> **PROVIDED RECORDS**:
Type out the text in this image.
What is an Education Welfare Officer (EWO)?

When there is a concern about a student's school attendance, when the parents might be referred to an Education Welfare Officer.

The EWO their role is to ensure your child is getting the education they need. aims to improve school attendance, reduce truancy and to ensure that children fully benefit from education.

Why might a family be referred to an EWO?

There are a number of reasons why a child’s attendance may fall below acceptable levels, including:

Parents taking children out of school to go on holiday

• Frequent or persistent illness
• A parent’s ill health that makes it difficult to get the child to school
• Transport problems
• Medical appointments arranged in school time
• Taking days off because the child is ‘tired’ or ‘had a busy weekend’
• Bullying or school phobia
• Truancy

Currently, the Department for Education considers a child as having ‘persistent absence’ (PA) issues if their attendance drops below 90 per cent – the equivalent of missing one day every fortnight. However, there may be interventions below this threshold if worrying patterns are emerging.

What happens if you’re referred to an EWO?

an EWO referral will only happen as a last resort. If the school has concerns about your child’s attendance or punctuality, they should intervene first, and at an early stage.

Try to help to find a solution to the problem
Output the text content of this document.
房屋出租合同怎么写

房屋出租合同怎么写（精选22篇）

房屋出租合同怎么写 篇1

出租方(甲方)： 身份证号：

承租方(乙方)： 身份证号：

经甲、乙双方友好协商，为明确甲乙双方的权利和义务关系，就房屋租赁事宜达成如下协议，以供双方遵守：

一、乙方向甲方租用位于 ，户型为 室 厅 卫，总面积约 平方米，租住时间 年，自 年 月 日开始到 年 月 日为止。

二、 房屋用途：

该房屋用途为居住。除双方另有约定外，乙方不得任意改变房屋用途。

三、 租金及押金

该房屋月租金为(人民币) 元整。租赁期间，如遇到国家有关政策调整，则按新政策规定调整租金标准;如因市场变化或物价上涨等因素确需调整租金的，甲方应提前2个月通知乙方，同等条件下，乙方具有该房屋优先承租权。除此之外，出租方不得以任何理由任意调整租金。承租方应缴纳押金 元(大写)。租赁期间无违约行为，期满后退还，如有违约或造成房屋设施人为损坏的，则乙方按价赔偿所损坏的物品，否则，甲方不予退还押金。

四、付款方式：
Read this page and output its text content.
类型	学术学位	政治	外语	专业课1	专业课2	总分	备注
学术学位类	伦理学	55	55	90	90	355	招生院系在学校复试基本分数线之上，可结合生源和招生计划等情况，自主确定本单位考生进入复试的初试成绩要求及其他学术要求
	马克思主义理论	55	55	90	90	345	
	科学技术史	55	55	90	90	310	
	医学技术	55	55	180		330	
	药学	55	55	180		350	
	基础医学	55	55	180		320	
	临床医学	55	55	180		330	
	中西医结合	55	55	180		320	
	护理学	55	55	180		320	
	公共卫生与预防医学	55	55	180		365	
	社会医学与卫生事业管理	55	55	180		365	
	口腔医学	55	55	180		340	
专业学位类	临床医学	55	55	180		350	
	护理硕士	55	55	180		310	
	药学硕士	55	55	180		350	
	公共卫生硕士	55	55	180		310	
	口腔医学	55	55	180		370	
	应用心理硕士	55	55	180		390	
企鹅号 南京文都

> **PROBLEM STATEMENT**: Repeat the line that contains "Read this page and output its text content.", then every line after it until the records end, with nothing added.

> **PROBLEM SOLUTION**:
Read this page and output its text content.
类型	学术学位	政治	外语	专业课1	专业课2	总分	备注
学术学位类	伦理学	55	55	90	90	355	招生院系在学校复试基本分数线之上，可结合生源和招生计划等情况，自主确定本单位考生进入复试的初试成绩要求及其他学术要求
	马克思主义理论	55	55	90	90	345	
	科学技术史	55	55	90	90	310	
	医学技术	55	55	180		330	
	药学	55	55	180		350	
	基础医学	55	55	180		320	
	临床医学	55	55	180		330	
	中西医结合	55	55	180		320	
	护理学	55	55	180		320	
	公共卫生与预防医学	55	55	180		365	
	社会医学与卫生事业管理	55	55	180		365	
	口腔医学	55	55	180		340	
专业学位类	临床医学	55	55	180		350	
	护理硕士	55	55	180		310	
	药学硕士	55	55	180		350	
	公共卫生硕士	55	55	180		310	
	口腔医学	55	55	180		370	
	应用心理硕士	55	55	180		390	
企鹅号 南京文都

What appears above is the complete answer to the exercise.